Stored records
>>
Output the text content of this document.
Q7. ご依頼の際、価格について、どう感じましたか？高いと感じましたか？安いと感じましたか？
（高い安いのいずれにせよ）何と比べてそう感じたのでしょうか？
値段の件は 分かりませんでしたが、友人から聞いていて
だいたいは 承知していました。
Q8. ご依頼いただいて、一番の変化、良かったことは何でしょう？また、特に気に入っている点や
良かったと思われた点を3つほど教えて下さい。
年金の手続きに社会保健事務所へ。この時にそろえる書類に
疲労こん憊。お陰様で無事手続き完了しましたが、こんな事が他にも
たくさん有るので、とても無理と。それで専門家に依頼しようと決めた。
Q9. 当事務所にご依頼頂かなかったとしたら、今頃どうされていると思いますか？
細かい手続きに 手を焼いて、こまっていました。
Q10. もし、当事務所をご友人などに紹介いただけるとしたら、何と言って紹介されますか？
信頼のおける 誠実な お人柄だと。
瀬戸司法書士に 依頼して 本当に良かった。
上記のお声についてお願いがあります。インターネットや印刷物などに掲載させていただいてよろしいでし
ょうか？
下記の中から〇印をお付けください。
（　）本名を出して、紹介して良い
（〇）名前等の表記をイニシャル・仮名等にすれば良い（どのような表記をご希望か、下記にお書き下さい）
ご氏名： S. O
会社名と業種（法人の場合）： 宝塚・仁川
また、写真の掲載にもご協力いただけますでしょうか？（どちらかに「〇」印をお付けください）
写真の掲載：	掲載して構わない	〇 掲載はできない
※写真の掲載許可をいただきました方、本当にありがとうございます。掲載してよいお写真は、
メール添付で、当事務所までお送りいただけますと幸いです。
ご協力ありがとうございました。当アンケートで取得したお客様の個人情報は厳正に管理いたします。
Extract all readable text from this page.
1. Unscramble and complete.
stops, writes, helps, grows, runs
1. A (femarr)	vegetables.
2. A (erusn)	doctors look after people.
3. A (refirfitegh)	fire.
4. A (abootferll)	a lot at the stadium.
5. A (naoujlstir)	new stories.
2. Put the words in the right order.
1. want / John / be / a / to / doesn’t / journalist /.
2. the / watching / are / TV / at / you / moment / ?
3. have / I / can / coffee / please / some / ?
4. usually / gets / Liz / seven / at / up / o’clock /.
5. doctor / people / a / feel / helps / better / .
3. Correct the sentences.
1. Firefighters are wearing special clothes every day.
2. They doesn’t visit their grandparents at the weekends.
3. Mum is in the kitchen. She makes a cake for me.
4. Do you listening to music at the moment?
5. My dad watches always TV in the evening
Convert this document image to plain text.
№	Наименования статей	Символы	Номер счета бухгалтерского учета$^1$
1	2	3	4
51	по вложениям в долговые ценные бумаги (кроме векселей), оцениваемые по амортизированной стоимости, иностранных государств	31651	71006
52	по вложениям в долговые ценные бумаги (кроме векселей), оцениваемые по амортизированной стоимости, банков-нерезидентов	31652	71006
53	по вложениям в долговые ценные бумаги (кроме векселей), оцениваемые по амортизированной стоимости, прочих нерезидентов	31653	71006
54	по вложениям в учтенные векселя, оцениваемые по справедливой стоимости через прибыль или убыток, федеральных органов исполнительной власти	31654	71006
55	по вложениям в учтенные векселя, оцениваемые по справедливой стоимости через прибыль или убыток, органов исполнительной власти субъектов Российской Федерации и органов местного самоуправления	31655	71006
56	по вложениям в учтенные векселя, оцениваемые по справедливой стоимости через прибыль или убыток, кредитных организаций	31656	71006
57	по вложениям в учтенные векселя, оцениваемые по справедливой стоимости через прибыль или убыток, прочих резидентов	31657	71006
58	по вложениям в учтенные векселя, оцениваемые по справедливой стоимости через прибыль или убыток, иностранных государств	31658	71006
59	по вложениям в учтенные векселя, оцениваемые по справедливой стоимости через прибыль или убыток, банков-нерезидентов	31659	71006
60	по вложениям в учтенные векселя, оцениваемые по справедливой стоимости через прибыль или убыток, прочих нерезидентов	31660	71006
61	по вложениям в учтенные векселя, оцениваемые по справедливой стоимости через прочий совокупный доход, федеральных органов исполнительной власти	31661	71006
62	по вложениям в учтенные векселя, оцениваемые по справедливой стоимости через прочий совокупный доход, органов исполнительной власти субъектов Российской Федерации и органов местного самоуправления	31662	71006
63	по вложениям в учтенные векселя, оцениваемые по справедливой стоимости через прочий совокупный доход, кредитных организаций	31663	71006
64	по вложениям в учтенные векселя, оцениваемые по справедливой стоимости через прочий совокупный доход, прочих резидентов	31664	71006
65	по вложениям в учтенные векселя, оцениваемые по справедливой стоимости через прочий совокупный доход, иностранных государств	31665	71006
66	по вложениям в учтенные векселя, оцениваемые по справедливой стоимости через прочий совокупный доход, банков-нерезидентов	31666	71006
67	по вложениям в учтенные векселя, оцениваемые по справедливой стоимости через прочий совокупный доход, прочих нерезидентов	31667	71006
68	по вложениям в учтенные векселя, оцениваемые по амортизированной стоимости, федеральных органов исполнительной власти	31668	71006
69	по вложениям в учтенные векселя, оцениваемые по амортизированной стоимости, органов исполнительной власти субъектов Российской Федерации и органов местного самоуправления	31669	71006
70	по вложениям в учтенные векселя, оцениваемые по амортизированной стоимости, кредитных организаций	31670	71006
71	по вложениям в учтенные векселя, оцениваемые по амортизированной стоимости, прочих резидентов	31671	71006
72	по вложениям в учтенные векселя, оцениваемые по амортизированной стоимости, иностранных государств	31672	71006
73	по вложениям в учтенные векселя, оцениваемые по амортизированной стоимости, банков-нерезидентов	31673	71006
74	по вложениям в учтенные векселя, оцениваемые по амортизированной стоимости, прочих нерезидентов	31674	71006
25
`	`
<<
SET EXERCISE
Above are the records; retype every one exactly.

OUTPUT FOR THIS EXERCISE
Output the text content of this document.
Q7. ご依頼の際、価格について、どう感じましたか？高いと感じましたか？安いと感じましたか？
（高い安いのいずれにせよ）何と比べてそう感じたのでしょうか？
値段の件は 分かりませんでしたが、友人から聞いていて
だいたいは 承知していました。
Q8. ご依頼いただいて、一番の変化、良かったことは何でしょう？また、特に気に入っている点や
良かったと思われた点を3つほど教えて下さい。
年金の手続きに社会保健事務所へ。この時にそろえる書類に
疲労こん憊。お陰様で無事手続き完了しましたが、こんな事が他にも
たくさん有るので、とても無理と。それで専門家に依頼しようと決めた。
Q9. 当事務所にご依頼頂かなかったとしたら、今頃どうされていると思いますか？
細かい手続きに 手を焼いて、こまっていました。
Q10. もし、当事務所をご友人などに紹介いただけるとしたら、何と言って紹介されますか？
信頼のおける 誠実な お人柄だと。
瀬戸司法書士に 依頼して 本当に良かった。
上記のお声についてお願いがあります。インターネットや印刷物などに掲載させていただいてよろしいでし
ょうか？
下記の中から〇印をお付けください。
（　）本名を出して、紹介して良い
（〇）名前等の表記をイニシャル・仮名等にすれば良い（どのような表記をご希望か、下記にお書き下さい）
ご氏名： S. O
会社名と業種（法人の場合）： 宝塚・仁川
また、写真の掲載にもご協力いただけますでしょうか？（どちらかに「〇」印をお付けください）
写真の掲載：	掲載して構わない	〇 掲載はできない
※写真の掲載許可をいただきました方、本当にありがとうございます。掲載してよいお写真は、
メール添付で、当事務所までお送りいただけますと幸いです。
ご協力ありがとうございました。当アンケートで取得したお客様の個人情報は厳正に管理いたします。
Extract all readable text from this page.
1. Unscramble and complete.
stops, writes, helps, grows, runs
1. A (femarr)	vegetables.
2. A (erusn)	doctors look after people.
3. A (refirfitegh)	fire.
4. A (abootferll)	a lot at the stadium.
5. A (naoujlstir)	new stories.
2. Put the words in the right order.
1. want / John / be / a / to / doesn’t / journalist /.
2. the / watching / are / TV / at / you / moment / ?
3. have / I / can / coffee / please / some / ?
4. usually / gets / Liz / seven / at / up / o’clock /.
5. doctor / people / a / feel / helps / better / .
3. Correct the sentences.
1. Firefighters are wearing special clothes every day.
2. They doesn’t visit their grandparents at the weekends.
3. Mum is in the kitchen. She makes a cake for me.
4. Do you listening to music at the moment?
5. My dad watches always TV in the evening
Convert this document image to plain text.
№	Наименования статей	Символы	Номер счета бухгалтерского учета$^1$
1	2	3	4
51	по вложениям в долговые ценные бумаги (кроме векселей), оцениваемые по амортизированной стоимости, иностранных государств	31651	71006
52	по вложениям в долговые ценные бумаги (кроме векселей), оцениваемые по амортизированной стоимости, банков-нерезидентов	31652	71006
53	по вложениям в долговые ценные бумаги (кроме векселей), оцениваемые по амортизированной стоимости, прочих нерезидентов	31653	71006
54	по вложениям в учтенные векселя, оцениваемые по справедливой стоимости через прибыль или убыток, федеральных органов исполнительной власти	31654	71006
55	по вложениям в учтенные векселя, оцениваемые по справедливой стоимости через прибыль или убыток, органов исполнительной власти субъектов Российской Федерации и органов местного самоуправления	31655	71006
56	по вложениям в учтенные векселя, оцениваемые по справедливой стоимости через прибыль или убыток, кредитных организаций	31656	71006
57	по вложениям в учтенные векселя, оцениваемые по справедливой стоимости через прибыль или убыток, прочих резидентов	31657	71006
58	по вложениям в учтенные векселя, оцениваемые по справедливой стоимости через прибыль или убыток, иностранных государств	31658	71006
59	по вложениям в учтенные векселя, оцениваемые по справедливой стоимости через прибыль или убыток, банков-нерезидентов	31659	71006
60	по вложениям в учтенные векселя, оцениваемые по справедливой стоимости через прибыль или убыток, прочих нерезидентов	31660	71006
61	по вложениям в учтенные векселя, оцениваемые по справедливой стоимости через прочий совокупный доход, федеральных органов исполнительной власти	31661	71006
62	по вложениям в учтенные векселя, оцениваемые по справедливой стоимости через прочий совокупный доход, органов исполнительной власти субъектов Российской Федерации и органов местного самоуправления	31662	71006
63	по вложениям в учтенные векселя, оцениваемые по справедливой стоимости через прочий совокупный доход, кредитных организаций	31663	71006
64	по вложениям в учтенные векселя, оцениваемые по справедливой стоимости через прочий совокупный доход, прочих резидентов	31664	71006
65	по вложениям в учтенные векселя, оцениваемые по справедливой стоимости через прочий совокупный доход, иностранных государств	31665	71006
66	по вложениям в учтенные векселя, оцениваемые по справедливой стоимости через прочий совокупный доход, банков-нерезидентов	31666	71006
67	по вложениям в учтенные векселя, оцениваемые по справедливой стоимости через прочий совокупный доход, прочих нерезидентов	31667	71006
68	по вложениям в учтенные векселя, оцениваемые по амортизированной стоимости, федеральных органов исполнительной власти	31668	71006
69	по вложениям в учтенные векселя, оцениваемые по амортизированной стоимости, органов исполнительной власти субъектов Российской Федерации и органов местного самоуправления	31669	71006
70	по вложениям в учтенные векселя, оцениваемые по амортизированной стоимости, кредитных организаций	31670	71006
71	по вложениям в учтенные векселя, оцениваемые по амортизированной стоимости, прочих резидентов	31671	71006
72	по вложениям в учтенные векселя, оцениваемые по амортизированной стоимости, иностранных государств	31672	71006
73	по вложениям в учтенные векселя, оцениваемые по амортизированной стоимости, банков-нерезидентов	31673	71006
74	по вложениям в учтенные векселя, оцениваемые по амортизированной стоимости, прочих нерезидентов	31674	71006
25
`	`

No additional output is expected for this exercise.